● **Stated exercise**
In the material below, the lines containing the word "this" are required; copy each of them.

# START OF Exercise material

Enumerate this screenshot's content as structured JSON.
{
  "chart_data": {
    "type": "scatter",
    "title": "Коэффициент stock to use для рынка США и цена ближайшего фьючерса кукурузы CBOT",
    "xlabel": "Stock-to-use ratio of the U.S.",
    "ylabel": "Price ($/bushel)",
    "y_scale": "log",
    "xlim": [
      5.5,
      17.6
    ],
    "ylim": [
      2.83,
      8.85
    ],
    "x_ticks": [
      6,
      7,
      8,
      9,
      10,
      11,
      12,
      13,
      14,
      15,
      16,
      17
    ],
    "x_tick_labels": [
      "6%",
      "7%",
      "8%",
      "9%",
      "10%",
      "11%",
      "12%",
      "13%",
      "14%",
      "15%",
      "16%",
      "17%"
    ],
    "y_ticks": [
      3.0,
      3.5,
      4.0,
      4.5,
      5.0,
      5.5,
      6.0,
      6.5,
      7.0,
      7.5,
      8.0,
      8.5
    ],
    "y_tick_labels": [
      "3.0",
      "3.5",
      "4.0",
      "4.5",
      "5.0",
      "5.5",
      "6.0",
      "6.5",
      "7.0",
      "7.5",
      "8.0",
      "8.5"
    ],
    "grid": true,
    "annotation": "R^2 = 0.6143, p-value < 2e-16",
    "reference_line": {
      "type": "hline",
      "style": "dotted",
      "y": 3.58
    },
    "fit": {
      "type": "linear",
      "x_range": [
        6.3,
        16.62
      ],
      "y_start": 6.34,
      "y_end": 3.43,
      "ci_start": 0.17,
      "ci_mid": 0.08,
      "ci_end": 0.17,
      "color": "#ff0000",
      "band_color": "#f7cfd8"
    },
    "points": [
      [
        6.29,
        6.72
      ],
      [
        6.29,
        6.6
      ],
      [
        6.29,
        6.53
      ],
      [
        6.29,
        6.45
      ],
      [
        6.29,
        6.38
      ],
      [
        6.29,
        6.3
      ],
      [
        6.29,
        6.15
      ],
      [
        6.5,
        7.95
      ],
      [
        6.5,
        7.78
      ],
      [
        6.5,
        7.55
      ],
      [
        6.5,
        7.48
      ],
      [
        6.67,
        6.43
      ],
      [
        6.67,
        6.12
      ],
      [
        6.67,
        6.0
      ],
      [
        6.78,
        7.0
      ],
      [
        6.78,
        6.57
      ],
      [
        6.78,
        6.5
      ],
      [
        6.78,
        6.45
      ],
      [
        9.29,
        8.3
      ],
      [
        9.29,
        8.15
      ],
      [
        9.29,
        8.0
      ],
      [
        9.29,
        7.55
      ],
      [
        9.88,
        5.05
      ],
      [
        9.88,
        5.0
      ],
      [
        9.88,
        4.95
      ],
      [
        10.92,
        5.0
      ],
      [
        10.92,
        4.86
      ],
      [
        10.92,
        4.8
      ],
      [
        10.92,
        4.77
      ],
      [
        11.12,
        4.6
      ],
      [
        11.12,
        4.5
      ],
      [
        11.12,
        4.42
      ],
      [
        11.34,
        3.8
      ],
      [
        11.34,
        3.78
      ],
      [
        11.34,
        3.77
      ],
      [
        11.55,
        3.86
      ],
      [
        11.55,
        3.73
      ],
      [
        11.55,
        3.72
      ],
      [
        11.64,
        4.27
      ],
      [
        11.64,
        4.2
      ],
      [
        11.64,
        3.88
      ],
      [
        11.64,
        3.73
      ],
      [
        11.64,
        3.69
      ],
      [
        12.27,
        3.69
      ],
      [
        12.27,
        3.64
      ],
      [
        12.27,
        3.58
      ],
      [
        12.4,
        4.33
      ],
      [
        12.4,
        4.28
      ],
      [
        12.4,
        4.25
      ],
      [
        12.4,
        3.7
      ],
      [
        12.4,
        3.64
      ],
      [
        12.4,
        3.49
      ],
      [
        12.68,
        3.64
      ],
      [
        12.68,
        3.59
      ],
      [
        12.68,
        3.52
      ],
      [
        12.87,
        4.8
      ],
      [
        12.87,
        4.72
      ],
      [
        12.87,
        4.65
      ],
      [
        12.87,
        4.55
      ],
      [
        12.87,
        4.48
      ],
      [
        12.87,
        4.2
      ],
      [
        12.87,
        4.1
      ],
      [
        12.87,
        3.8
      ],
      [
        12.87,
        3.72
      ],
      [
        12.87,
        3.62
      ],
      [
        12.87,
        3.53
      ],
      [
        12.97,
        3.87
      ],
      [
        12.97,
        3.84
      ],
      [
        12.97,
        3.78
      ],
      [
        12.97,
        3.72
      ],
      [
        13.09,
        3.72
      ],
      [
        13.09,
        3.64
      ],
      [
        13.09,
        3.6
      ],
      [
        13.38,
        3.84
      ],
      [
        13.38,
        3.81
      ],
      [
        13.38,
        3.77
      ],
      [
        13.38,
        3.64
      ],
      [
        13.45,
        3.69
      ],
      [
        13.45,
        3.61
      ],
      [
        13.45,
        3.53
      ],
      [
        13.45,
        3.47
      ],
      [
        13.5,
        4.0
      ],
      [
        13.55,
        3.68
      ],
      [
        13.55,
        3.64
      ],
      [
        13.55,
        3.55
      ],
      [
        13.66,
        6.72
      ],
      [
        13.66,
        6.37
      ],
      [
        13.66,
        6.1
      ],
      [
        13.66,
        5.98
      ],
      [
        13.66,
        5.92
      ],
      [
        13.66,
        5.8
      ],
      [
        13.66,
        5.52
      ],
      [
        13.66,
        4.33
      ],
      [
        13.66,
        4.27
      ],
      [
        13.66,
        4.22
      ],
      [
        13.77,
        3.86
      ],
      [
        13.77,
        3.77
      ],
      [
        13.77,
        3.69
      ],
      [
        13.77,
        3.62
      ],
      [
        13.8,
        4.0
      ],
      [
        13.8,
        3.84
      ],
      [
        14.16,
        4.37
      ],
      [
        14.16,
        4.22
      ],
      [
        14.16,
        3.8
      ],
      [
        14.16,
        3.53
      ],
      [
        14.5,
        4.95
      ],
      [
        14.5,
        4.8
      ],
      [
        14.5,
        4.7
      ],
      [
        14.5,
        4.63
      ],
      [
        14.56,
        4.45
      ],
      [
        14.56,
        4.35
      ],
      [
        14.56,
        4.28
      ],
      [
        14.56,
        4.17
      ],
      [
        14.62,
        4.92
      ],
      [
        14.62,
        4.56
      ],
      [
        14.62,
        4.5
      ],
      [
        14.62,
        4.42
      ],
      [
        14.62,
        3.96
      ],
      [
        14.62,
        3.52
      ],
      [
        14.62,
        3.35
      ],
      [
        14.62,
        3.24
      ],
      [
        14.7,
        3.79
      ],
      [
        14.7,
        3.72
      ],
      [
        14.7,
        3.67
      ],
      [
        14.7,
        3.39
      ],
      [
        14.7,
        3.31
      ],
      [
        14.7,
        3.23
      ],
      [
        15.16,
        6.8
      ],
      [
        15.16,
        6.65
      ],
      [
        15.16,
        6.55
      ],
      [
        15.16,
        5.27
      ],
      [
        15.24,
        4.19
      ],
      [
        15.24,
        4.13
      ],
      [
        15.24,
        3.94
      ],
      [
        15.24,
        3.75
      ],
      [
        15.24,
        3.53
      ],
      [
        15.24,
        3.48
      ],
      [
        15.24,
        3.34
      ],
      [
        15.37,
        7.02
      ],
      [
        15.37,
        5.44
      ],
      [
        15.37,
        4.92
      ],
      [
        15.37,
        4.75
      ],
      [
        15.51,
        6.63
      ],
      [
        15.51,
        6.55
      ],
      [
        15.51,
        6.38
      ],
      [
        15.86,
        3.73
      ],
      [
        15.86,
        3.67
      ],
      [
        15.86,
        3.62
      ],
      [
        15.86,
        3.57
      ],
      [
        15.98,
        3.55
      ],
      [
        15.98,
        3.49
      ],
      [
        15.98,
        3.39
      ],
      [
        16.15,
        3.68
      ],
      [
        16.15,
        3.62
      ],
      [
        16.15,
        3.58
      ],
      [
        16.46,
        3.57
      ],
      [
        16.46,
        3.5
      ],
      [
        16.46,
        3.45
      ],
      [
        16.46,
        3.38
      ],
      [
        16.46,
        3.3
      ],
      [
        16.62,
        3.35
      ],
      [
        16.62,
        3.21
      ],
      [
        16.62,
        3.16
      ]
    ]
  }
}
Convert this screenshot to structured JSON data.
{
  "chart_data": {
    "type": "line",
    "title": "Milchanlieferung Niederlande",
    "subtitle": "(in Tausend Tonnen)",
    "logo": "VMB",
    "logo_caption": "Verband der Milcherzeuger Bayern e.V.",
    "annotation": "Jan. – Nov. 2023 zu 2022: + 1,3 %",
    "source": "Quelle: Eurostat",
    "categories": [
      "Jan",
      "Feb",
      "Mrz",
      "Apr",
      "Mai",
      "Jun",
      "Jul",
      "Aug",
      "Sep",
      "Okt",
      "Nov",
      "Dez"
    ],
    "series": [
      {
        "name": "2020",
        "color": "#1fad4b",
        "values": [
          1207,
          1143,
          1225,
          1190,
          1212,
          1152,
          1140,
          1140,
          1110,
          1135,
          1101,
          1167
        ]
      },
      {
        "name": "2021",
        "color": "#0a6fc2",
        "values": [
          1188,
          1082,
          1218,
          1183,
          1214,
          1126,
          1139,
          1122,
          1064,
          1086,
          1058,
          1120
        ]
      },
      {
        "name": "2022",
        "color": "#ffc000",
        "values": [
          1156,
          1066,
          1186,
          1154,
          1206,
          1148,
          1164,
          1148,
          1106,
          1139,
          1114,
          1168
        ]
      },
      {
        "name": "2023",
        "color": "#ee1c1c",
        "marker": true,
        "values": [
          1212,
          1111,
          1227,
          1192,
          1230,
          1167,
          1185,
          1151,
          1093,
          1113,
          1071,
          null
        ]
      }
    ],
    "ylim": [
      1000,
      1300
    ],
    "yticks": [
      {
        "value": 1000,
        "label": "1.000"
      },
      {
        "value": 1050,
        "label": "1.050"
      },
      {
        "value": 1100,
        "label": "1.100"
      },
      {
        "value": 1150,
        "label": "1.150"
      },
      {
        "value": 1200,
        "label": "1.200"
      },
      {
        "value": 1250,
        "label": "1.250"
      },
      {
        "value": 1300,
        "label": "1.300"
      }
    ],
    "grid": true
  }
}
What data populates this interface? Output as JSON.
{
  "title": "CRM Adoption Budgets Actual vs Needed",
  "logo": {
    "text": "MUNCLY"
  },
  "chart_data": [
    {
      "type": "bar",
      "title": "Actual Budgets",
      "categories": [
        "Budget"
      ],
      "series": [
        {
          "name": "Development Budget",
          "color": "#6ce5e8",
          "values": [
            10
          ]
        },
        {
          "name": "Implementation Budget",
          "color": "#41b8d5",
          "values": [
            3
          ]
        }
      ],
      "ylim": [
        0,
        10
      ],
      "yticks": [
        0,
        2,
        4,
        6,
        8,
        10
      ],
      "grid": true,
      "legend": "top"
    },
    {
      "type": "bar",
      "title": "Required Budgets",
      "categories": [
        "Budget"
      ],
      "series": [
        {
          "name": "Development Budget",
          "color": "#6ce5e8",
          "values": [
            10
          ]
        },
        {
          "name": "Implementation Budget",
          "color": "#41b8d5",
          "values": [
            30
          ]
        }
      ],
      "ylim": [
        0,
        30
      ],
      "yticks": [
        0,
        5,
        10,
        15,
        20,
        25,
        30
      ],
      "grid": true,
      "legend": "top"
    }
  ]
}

# END OF Exercise material

● **Task result**
Enumerate this screenshot's content as structured JSON.
Convert this screenshot to structured JSON data.
What data populates this interface? Output as JSON.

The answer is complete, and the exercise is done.